» **GIVEN PROBLEM**:
Skip the pictures. Transcribe the rest of the data below without changing a word.

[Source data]
-------------------------

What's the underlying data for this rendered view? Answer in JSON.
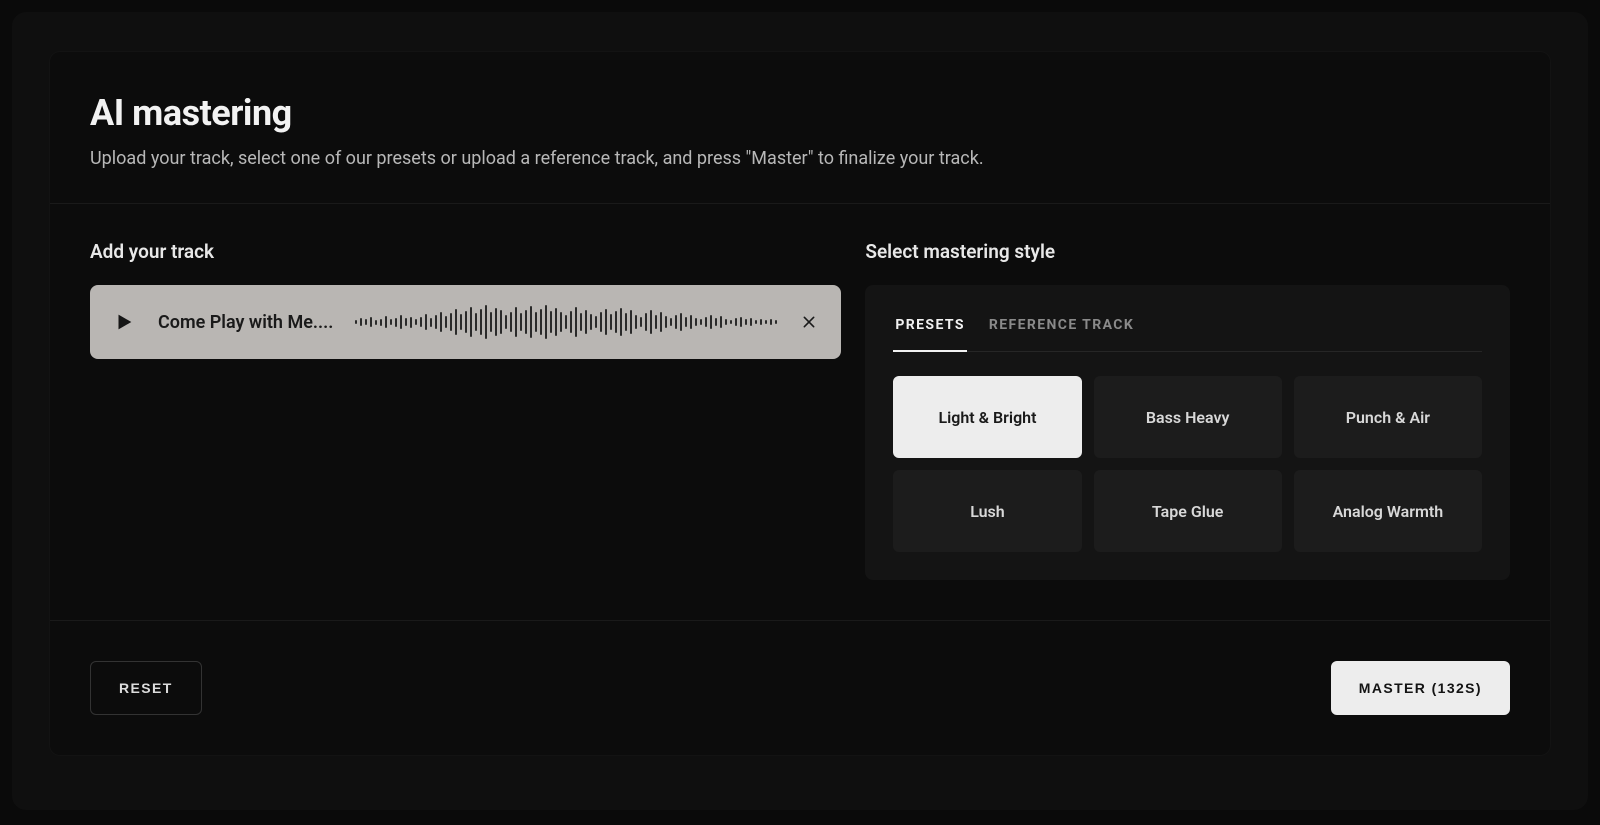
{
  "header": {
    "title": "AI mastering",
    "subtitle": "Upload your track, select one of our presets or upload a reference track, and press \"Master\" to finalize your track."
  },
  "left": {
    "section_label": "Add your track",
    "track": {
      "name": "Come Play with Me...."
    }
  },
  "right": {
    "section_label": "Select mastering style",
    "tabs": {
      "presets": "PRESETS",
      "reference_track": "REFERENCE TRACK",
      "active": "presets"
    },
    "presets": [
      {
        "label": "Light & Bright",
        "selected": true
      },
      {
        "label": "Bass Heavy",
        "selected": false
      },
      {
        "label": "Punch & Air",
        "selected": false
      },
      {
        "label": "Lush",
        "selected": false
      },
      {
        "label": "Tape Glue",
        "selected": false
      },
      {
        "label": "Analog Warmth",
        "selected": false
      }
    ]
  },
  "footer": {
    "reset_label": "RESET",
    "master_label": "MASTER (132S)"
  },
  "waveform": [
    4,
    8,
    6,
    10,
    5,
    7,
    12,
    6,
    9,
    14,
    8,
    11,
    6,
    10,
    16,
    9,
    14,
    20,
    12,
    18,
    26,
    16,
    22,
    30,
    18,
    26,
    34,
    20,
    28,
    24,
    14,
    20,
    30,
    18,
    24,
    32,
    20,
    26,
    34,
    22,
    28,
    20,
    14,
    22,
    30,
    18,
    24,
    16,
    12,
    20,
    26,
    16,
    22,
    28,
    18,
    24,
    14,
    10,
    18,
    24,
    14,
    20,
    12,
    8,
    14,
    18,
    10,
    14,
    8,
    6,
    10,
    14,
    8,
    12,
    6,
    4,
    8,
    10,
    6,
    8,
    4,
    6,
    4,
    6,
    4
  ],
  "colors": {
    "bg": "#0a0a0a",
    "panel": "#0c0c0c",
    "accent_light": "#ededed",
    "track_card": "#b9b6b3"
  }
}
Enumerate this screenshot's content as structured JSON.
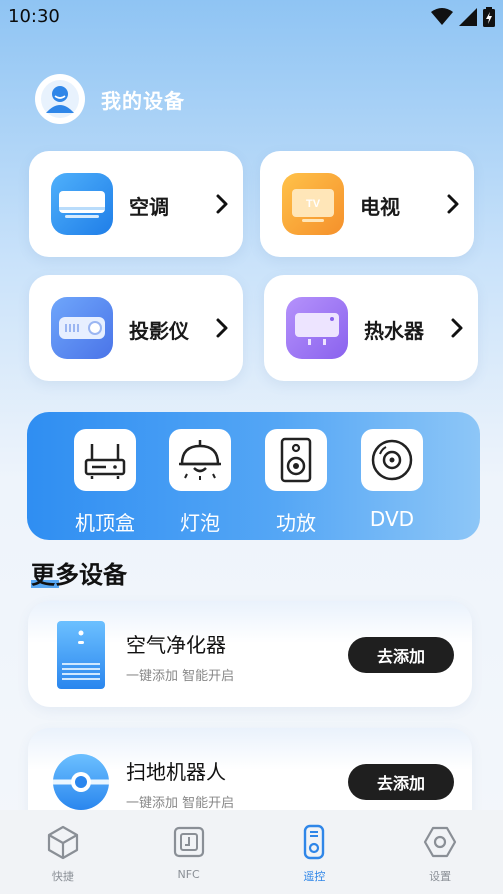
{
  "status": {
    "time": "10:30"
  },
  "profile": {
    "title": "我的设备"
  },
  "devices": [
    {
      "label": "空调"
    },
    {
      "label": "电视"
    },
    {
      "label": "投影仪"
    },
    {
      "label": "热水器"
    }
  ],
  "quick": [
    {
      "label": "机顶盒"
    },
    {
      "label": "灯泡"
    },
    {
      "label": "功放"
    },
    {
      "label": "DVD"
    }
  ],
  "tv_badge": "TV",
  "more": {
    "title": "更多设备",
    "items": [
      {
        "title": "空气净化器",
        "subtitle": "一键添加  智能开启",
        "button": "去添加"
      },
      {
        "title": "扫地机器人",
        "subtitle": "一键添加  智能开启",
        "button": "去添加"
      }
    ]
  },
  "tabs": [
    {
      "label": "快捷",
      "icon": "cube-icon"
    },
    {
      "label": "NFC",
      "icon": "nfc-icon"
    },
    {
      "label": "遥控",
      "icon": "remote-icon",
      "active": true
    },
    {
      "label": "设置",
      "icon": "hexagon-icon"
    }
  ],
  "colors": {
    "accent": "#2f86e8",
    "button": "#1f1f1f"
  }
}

-------------------------

» **FULL RESPONSE**:
What's the underlying data for this rendered view? Answer in JSON.
{
  "header": {
    "title": "AI mastering",
    "subtitle": "Upload your track, select one of our presets or upload a reference track, and press \"Master\" to finalize your track."
  },
  "left": {
    "section_label": "Add your track",
    "track": {
      "name": "Come Play with Me...."
    }
  },
  "right": {
    "section_label": "Select mastering style",
    "tabs": {
      "presets": "PRESETS",
      "reference_track": "REFERENCE TRACK",
      "active": "presets"
    },
    "presets": [
      {
        "label": "Light & Bright",
        "selected": true
      },
      {
        "label": "Bass Heavy",
        "selected": false
      },
      {
        "label": "Punch & Air",
        "selected": false
      },
      {
        "label": "Lush",
        "selected": false
      },
      {
        "label": "Tape Glue",
        "selected": false
      },
      {
        "label": "Analog Warmth",
        "selected": false
      }
    ]
  },
  "footer": {
    "reset_label": "RESET",
    "master_label": "MASTER (132S)"
  },
  "waveform": [
    4,
    8,
    6,
    10,
    5,
    7,
    12,
    6,
    9,
    14,
    8,
    11,
    6,
    10,
    16,
    9,
    14,
    20,
    12,
    18,
    26,
    16,
    22,
    30,
    18,
    26,
    34,
    20,
    28,
    24,
    14,
    20,
    30,
    18,
    24,
    32,
    20,
    26,
    34,
    22,
    28,
    20,
    14,
    22,
    30,
    18,
    24,
    16,
    12,
    20,
    26,
    16,
    22,
    28,
    18,
    24,
    14,
    10,
    18,
    24,
    14,
    20,
    12,
    8,
    14,
    18,
    10,
    14,
    8,
    6,
    10,
    14,
    8,
    12,
    6,
    4,
    8,
    10,
    6,
    8,
    4,
    6,
    4,
    6,
    4
  ],
  "colors": {
    "bg": "#0a0a0a",
    "panel": "#0c0c0c",
    "accent_light": "#ededed",
    "track_card": "#b9b6b3"
  }
}
Enumerate this screenshot's content as structured JSON.
{
  "status": {
    "time": "10:30"
  },
  "profile": {
    "title": "我的设备"
  },
  "devices": [
    {
      "label": "空调"
    },
    {
      "label": "电视"
    },
    {
      "label": "投影仪"
    },
    {
      "label": "热水器"
    }
  ],
  "quick": [
    {
      "label": "机顶盒"
    },
    {
      "label": "灯泡"
    },
    {
      "label": "功放"
    },
    {
      "label": "DVD"
    }
  ],
  "tv_badge": "TV",
  "more": {
    "title": "更多设备",
    "items": [
      {
        "title": "空气净化器",
        "subtitle": "一键添加  智能开启",
        "button": "去添加"
      },
      {
        "title": "扫地机器人",
        "subtitle": "一键添加  智能开启",
        "button": "去添加"
      }
    ]
  },
  "tabs": [
    {
      "label": "快捷",
      "icon": "cube-icon"
    },
    {
      "label": "NFC",
      "icon": "nfc-icon"
    },
    {
      "label": "遥控",
      "icon": "remote-icon",
      "active": true
    },
    {
      "label": "设置",
      "icon": "hexagon-icon"
    }
  ],
  "colors": {
    "accent": "#2f86e8",
    "button": "#1f1f1f"
  }
}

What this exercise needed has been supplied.